TASK PROMPT →
Below are the records; pull every line that includes "Méndez".

Excerpts from a dataset
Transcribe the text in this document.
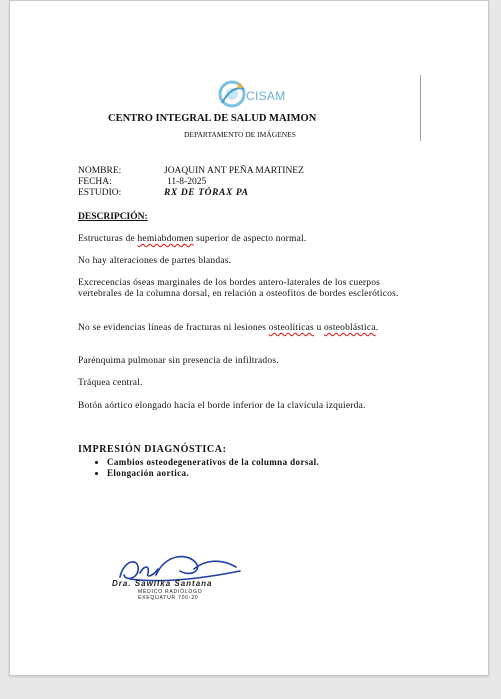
CISAM
CENTRO INTEGRAL DE SALUD MAIMON
DEPARTAMENTO DE IMÁGENES
NOMBRE:	JOAQUIN ANT PEÑA MARTINEZ
FECHA:	11-8-2025
ESTUDIO:	RX DE TÓRAX PA
DESCRIPCIÓN:
Estructuras de hemiabdomen superior de aspecto normal.
No hay alteraciones de partes blandas.
Excrecencias óseas marginales de los bordes antero-laterales de los cuerpos vertebrales de la columna dorsal, en relación a osteofitos de bordes escleróticos.
No se evidencias líneas de fracturas ni lesiones osteolíticas u osteoblástica.
Parénquima pulmonar sin presencia de infiltrados.
Tráquea central.
Botón aórtico elongado hacia el borde inferior de la clavícula izquierda.
IMPRESIÓN DIAGNÓSTICA:
• Cambios osteodegenerativos de la columna dorsal.
• Elongación aortica.
Dra. Sawilka Santana
MÉDICO RADIÓLOGO
EXEQUATUR 700-20
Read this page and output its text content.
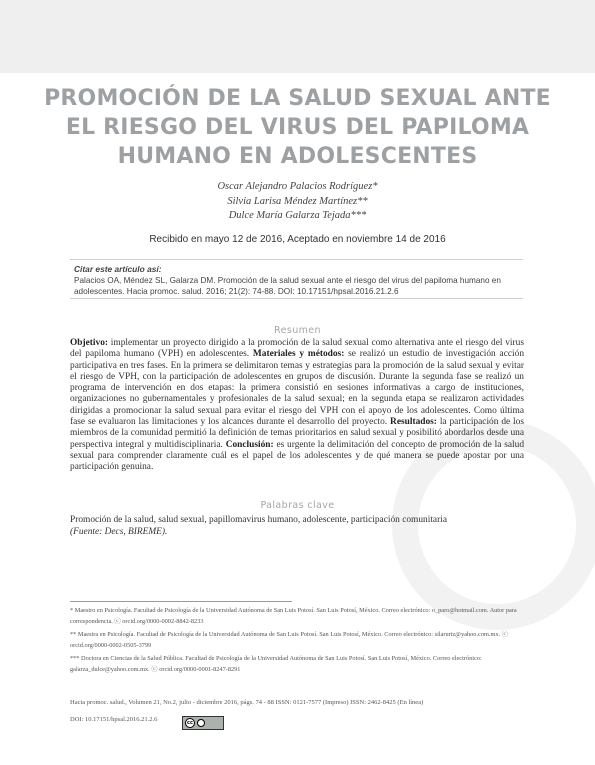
PROMOCIÓN DE LA SALUD SEXUAL ANTE
EL RIESGO DEL VIRUS DEL PAPILOMA
HUMANO EN ADOLESCENTES
Oscar Alejandro Palacios Rodríguez*
Silvia Larisa Méndez Martínez**
Dulce María Galarza Tejada***
Recibido en mayo 12 de 2016, Aceptado en noviembre 14 de 2016
Citar este artículo así:
Palacios OA, Méndez SL, Galarza DM. Promoción de la salud sexual ante el riesgo del virus del papiloma humano en adolescentes. Hacia promoc. salud. 2016; 21(2): 74-88. DOI: 10.17151/hpsal.2016.21.2.6
Resumen
Objetivo: implementar un proyecto dirigido a la promoción de la salud sexual como alternativa ante el riesgo del virus del papiloma humano (VPH) en adolescentes. Materiales y métodos: se realizó un estudio de investigación acción participativa en tres fases. En la primera se delimitaron temas y estrategias para la promoción de la salud sexual y evitar el riesgo de VPH, con la participación de adolescentes en grupos de discusión. Durante la segunda fase se realizó un programa de intervención en dos etapas: la primera consistió en sesiones informativas a cargo de instituciones, organizaciones no gubernamentales y profesionales de la salud sexual; en la segunda etapa se realizaron actividades dirigidas a promocionar la salud sexual para evitar el riesgo del VPH con el apoyo de los adolescentes. Como última fase se evaluaron las limitaciones y los alcances durante el desarrollo del proyecto. Resultados: la participación de los miembros de la comunidad permitió la definición de temas prioritarios en salud sexual y posibilitó abordarlos desde una perspectiva integral y multidisciplinaria. Conclusión: es urgente la delimitación del concepto de promoción de la salud sexual para comprender claramente cuál es el papel de los adolescentes y de qué manera se puede apostar por una participación genuina.
Palabras clave
Promoción de la salud, salud sexual, papillomavirus humano, adolescente, participación comunitaria
(Fuente: Decs, BIREME).
* Maestro en Psicología. Facultad de Psicología de la Universidad Autónoma de San Luis Potosí. San Luis Potosí, México. Correo electrónico: o_paro@hotmail.com. Autor para correspondencia. ⓒ orcid.org/0000-0002-8842-8233
** Maestra en Psicología. Facultad de Psicología de la Universidad Autónoma de San Luis Potosí. San Luis Potosí, México. Correo electrónico: silarurtz@yahoo.com.mx. ⓒ orcid.org/0000-0002-0505-3799
*** Doctora en Ciencias de la Salud Pública. Facultad de Psicología de la Universidad Autónoma de San Luis Potosí. San Luis Potosí, México. Correo electrónico: galarza_dulce@yahoo.com.mx. ⓒ orcid.org/0000-0001-8247-8291
Hacia promoc. salud., Volumen 21, No.2, julio - diciembre 2016, págs. 74 - 88 ISSN: 0121-7577 (Impreso) ISSN: 2462-8425 (En línea)
DOI: 10.17151/hpsal.2016.21.2.6	cc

EXPECTED ANSWER →
Silvia Larisa Méndez Martínez**
Palacios OA, Méndez SL, Galarza DM. Promoción de la salud sexual ante el riesgo del virus del papiloma humano en adolescentes. Hacia promoc. salud. 2016; 21(2): 74-88. DOI: 10.17151/hpsal.2016.21.2.6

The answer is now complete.